#### Dataset records
^^^^^^^^
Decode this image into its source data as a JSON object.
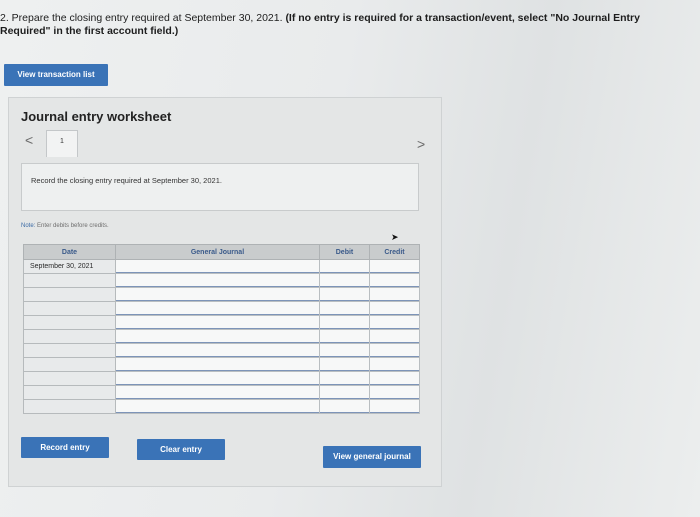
{
  "question": {
    "number": "2.",
    "text_normal": " Prepare the closing entry required at September 30, 2021. ",
    "text_bold": "(If no entry is required for a transaction/event, select \"No Journal Entry Required\" in the first account field.)"
  },
  "toolbar": {
    "view_transaction_list": "View transaction list"
  },
  "worksheet": {
    "title": "Journal entry worksheet",
    "nav_prev": "<",
    "nav_next": ">",
    "active_tab": "1",
    "instruction": "Record the closing entry required at September 30, 2021.",
    "note_label": "Note:",
    "note_text": " Enter debits before credits.",
    "columns": {
      "date": "Date",
      "general_journal": "General Journal",
      "debit": "Debit",
      "credit": "Credit"
    },
    "rows": [
      {
        "date": "September 30, 2021",
        "account": "",
        "debit": "",
        "credit": ""
      },
      {
        "date": "",
        "account": "",
        "debit": "",
        "credit": ""
      },
      {
        "date": "",
        "account": "",
        "debit": "",
        "credit": ""
      },
      {
        "date": "",
        "account": "",
        "debit": "",
        "credit": ""
      },
      {
        "date": "",
        "account": "",
        "debit": "",
        "credit": ""
      },
      {
        "date": "",
        "account": "",
        "debit": "",
        "credit": ""
      },
      {
        "date": "",
        "account": "",
        "debit": "",
        "credit": ""
      },
      {
        "date": "",
        "account": "",
        "debit": "",
        "credit": ""
      },
      {
        "date": "",
        "account": "",
        "debit": "",
        "credit": ""
      },
      {
        "date": "",
        "account": "",
        "debit": "",
        "credit": ""
      },
      {
        "date": "",
        "account": "",
        "debit": "",
        "credit": ""
      }
    ],
    "buttons": {
      "record": "Record entry",
      "clear": "Clear entry",
      "view_general": "View general journal"
    }
  }
}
^^^^^^^^
#### YOUR INSTRUCTIONS
Which lines include "entry"? Copy each of them out.

#### EXERCISE RESULT
    "text_normal": " Prepare the closing entry required at September 30, 2021. ",
    "text_bold": "(If no entry is required for a transaction/event, select \"No Journal Entry Required\" in the first account field.)"
    "title": "Journal entry worksheet",
    "instruction": "Record the closing entry required at September 30, 2021.",
      "record": "Record entry",
      "clear": "Clear entry",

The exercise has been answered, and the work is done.